[GIVEN REQUEST]: Across all the lines below, how many contain the string "Conversion"? Please reply with the number only.

START

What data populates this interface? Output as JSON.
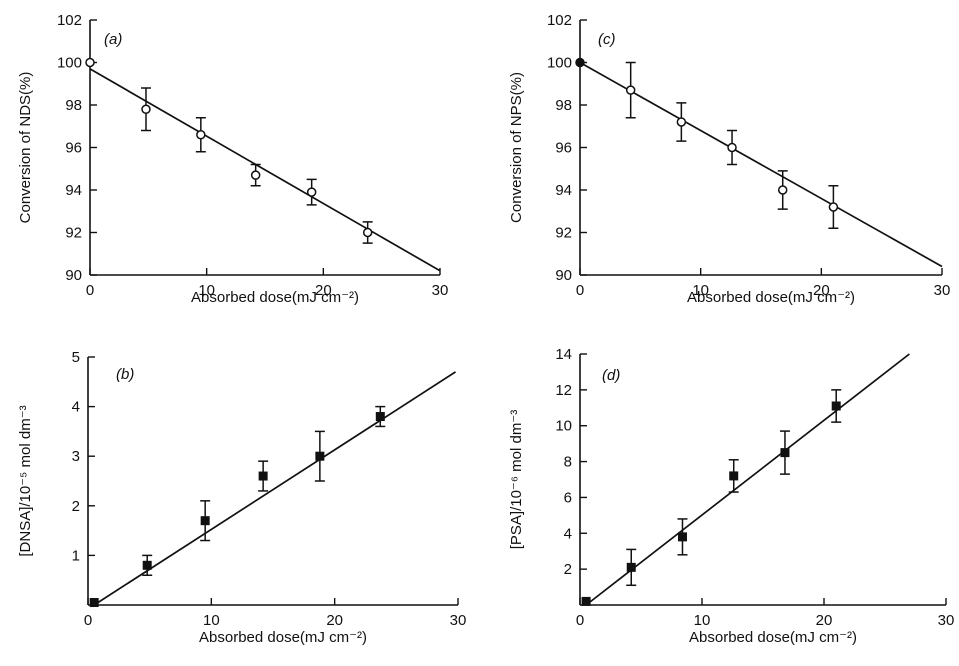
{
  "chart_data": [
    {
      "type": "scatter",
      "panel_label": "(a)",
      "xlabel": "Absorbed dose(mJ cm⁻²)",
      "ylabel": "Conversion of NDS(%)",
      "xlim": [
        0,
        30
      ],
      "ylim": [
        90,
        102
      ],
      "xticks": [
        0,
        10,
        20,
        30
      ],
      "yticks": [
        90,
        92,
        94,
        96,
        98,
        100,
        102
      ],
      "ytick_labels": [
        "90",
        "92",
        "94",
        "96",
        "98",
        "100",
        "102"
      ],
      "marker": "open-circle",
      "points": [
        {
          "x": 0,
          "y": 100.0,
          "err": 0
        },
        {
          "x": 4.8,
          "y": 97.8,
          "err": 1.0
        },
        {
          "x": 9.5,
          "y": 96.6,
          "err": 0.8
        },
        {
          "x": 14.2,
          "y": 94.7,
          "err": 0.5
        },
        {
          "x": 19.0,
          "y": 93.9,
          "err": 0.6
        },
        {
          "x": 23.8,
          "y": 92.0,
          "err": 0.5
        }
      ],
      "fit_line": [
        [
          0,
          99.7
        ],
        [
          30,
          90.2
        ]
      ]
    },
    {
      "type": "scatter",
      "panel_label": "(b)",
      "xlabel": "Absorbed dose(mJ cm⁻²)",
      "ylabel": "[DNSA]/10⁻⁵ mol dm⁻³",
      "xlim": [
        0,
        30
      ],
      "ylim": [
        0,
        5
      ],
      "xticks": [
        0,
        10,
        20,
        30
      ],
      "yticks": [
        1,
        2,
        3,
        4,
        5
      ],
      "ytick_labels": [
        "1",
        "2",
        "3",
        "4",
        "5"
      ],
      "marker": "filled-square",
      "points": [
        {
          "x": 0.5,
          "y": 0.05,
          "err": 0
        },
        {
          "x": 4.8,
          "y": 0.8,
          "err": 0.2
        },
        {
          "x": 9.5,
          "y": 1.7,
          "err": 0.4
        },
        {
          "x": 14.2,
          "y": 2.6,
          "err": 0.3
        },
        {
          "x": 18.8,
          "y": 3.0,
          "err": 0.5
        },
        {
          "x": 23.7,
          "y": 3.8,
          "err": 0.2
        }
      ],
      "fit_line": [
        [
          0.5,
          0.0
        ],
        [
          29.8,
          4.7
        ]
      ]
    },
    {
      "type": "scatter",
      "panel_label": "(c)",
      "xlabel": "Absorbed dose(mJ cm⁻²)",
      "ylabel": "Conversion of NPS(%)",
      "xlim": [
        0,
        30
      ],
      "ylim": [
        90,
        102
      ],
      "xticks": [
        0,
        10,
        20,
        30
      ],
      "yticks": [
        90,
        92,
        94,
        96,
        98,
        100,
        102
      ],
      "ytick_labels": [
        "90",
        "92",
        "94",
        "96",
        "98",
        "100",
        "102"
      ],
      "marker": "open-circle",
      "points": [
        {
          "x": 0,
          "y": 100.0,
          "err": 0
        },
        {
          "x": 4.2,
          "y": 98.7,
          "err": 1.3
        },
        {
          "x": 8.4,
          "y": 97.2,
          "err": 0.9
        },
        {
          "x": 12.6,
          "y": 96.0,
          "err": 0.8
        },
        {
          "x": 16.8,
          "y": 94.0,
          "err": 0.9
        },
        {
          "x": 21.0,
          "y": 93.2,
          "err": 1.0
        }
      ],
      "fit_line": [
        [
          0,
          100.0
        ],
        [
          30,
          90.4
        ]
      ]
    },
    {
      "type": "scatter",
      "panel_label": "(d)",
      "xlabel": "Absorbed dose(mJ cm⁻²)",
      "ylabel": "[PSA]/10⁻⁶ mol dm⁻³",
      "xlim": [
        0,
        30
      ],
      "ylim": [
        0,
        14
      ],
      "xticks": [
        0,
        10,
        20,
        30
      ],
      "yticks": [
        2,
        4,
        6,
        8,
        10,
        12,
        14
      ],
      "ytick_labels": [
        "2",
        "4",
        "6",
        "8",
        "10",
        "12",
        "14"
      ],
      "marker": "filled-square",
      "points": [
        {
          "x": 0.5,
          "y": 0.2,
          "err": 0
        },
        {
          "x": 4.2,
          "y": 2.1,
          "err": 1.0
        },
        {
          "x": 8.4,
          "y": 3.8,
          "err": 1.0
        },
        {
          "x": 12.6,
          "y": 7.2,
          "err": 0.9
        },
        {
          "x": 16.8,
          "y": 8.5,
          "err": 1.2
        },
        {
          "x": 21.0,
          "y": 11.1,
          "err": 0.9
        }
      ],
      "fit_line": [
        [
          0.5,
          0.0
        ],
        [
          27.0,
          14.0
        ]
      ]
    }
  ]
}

END

[FINAL RESULT]: 2